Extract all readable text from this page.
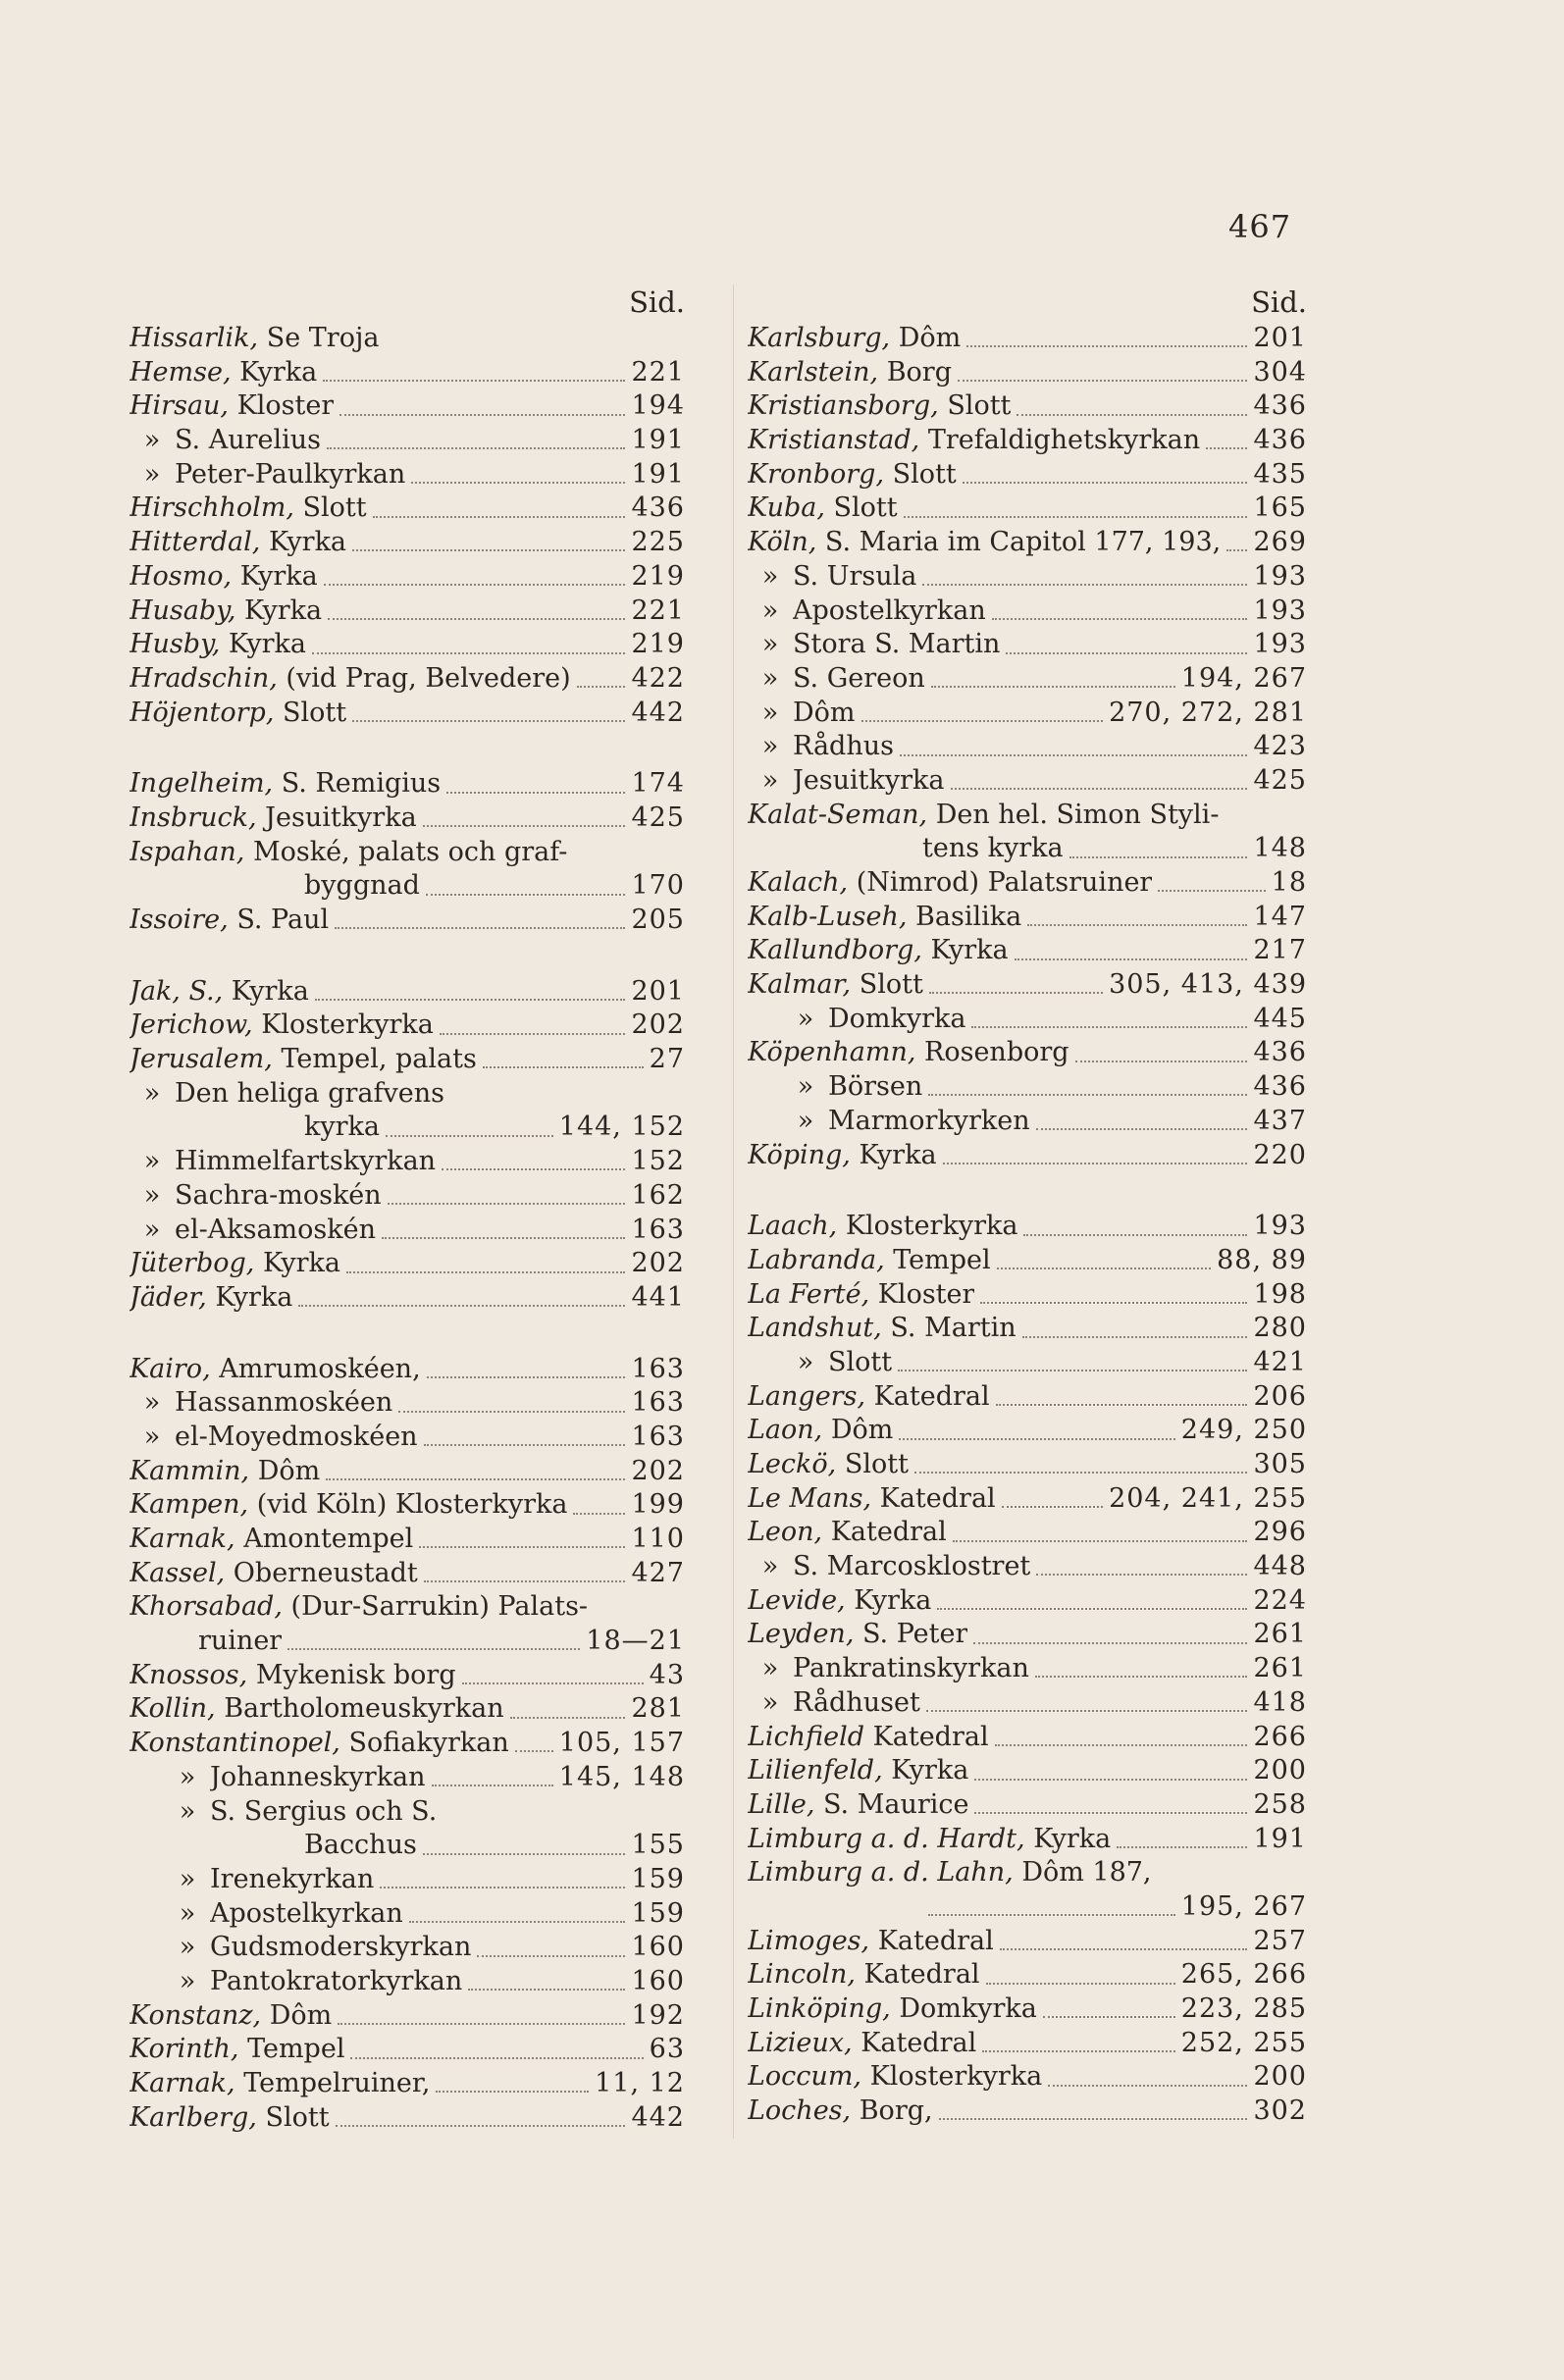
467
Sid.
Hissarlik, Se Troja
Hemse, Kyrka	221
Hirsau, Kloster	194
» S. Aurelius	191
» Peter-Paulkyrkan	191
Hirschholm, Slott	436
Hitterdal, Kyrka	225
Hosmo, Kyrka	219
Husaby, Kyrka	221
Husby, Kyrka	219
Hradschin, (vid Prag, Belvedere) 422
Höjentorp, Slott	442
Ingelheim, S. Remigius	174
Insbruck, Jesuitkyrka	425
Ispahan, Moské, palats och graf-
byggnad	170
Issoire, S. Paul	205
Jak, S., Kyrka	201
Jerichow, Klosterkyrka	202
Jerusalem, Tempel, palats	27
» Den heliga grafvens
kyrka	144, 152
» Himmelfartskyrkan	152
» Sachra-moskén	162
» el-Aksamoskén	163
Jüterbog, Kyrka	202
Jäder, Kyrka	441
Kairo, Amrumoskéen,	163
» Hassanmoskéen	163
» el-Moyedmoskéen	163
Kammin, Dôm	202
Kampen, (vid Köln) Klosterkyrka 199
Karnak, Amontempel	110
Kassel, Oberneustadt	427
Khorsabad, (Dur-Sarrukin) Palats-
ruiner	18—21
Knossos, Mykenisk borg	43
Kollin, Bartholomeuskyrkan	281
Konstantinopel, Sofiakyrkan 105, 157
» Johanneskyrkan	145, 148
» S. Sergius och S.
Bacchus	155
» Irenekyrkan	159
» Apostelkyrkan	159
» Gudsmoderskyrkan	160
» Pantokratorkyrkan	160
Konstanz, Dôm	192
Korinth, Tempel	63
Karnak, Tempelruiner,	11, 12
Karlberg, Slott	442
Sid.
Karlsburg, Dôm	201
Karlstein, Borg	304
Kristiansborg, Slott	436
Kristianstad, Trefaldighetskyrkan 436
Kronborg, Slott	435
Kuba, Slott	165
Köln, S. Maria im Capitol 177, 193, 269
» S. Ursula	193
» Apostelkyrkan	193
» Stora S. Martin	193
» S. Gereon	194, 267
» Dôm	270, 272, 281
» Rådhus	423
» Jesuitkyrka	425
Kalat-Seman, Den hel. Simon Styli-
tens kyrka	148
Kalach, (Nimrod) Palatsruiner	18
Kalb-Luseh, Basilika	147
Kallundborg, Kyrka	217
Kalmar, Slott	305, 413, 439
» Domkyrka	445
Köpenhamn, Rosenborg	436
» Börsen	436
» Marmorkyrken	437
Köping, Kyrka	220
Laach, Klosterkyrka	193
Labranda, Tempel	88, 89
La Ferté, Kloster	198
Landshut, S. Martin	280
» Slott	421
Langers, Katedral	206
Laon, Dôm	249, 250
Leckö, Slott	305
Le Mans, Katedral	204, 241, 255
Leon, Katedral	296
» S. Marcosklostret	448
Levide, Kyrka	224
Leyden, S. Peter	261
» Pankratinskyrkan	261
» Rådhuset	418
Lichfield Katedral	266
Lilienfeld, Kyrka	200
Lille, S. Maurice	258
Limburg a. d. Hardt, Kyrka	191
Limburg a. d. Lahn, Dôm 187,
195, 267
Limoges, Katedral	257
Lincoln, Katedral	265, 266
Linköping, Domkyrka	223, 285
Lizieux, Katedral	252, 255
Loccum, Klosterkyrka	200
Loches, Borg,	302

------------------------------------

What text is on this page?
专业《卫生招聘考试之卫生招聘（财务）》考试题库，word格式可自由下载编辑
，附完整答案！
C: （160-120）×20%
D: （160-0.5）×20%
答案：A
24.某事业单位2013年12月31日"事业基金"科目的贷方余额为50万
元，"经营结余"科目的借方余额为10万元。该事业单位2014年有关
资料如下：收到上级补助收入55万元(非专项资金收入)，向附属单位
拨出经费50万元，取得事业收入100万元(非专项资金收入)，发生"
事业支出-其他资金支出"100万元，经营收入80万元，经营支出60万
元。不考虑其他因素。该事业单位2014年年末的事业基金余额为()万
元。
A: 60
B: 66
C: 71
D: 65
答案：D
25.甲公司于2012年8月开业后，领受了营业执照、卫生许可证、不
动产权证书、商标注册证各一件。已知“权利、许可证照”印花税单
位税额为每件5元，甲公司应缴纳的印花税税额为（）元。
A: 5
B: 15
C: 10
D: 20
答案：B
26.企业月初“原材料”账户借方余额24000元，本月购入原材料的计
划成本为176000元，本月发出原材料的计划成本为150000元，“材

------------------------------------

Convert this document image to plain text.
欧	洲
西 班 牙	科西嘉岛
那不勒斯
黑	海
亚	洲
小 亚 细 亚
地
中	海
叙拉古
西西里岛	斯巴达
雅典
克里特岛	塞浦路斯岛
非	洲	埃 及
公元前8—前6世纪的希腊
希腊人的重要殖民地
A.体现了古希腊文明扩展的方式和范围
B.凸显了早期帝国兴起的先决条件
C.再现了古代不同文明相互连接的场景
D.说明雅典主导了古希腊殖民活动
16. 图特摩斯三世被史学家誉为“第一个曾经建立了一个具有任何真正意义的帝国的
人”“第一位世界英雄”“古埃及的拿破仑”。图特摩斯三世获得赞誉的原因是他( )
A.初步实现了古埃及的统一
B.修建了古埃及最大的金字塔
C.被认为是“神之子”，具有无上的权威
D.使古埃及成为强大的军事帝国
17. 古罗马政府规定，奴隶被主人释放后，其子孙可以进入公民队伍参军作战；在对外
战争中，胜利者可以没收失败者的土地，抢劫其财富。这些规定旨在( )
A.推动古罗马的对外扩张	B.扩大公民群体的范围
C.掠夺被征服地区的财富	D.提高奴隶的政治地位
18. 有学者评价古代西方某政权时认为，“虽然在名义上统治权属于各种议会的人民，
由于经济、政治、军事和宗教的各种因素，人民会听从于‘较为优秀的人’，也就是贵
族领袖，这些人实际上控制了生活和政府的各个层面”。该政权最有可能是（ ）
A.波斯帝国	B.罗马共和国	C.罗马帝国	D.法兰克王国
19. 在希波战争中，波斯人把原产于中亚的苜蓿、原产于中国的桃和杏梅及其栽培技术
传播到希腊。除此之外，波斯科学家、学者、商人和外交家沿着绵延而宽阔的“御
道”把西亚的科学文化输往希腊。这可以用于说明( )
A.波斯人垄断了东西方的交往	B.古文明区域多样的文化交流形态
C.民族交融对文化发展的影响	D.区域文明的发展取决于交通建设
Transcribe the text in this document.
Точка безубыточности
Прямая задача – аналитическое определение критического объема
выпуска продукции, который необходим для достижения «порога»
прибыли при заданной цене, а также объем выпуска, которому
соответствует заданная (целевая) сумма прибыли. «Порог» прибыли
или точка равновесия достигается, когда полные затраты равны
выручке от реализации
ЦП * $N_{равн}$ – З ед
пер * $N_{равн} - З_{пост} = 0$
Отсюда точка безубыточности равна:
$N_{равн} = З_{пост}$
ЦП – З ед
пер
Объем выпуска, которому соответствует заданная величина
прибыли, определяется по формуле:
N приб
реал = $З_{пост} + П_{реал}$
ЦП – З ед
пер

------------------------------------

**AIM:** Pull out every line containing "заданная".

**FULL OUTPUT:**
соответствует заданная (целевая) сумма прибыли. «Порог» прибыли
Объем выпуска, которому соответствует заданная величина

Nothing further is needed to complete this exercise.